>> BEGIN RECORDS SHOWN

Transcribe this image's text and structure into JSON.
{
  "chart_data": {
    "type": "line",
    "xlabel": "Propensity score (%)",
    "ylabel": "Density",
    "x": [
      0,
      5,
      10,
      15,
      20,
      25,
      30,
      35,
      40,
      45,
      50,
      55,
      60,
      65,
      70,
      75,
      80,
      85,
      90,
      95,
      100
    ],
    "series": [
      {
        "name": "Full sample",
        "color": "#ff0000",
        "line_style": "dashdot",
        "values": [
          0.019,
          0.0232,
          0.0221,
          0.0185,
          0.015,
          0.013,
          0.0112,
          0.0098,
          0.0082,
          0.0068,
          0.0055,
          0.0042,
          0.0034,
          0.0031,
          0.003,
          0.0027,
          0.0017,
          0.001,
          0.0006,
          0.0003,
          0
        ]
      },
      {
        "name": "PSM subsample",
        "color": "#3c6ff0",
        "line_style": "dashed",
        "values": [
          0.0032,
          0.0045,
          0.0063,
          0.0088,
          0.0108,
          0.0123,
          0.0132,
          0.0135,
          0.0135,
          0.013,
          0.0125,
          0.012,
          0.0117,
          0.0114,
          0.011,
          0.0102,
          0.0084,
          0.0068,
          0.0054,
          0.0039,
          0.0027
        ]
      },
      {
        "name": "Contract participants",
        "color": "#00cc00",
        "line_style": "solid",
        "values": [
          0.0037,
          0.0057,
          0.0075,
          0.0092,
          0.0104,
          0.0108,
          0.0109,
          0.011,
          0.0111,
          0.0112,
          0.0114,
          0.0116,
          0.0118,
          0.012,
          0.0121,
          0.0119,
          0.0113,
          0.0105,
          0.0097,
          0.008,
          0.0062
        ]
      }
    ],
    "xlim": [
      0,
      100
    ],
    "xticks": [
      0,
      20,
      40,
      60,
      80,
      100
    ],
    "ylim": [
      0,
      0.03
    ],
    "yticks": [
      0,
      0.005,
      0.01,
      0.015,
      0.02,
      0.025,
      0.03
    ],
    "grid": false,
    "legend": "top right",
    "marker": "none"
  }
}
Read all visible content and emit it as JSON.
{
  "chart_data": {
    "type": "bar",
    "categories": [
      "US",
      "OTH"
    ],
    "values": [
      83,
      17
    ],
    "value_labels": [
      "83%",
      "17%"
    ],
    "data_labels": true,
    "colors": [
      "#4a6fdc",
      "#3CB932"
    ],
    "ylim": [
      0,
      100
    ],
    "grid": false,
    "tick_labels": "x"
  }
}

>> END RECORDS SHOWN

* JOB *
Repeat only the stretch of lines starting at the one containing "Read all visible content and emit it as JSON." and running to the final line of the entries above.

* ANSWER TO THE PROBLEM *
Read all visible content and emit it as JSON.
{
  "chart_data": {
    "type": "bar",
    "categories": [
      "US",
      "OTH"
    ],
    "values": [
      83,
      17
    ],
    "value_labels": [
      "83%",
      "17%"
    ],
    "data_labels": true,
    "colors": [
      "#4a6fdc",
      "#3CB932"
    ],
    "ylim": [
      0,
      100
    ],
    "grid": false,
    "tick_labels": "x"
  }
}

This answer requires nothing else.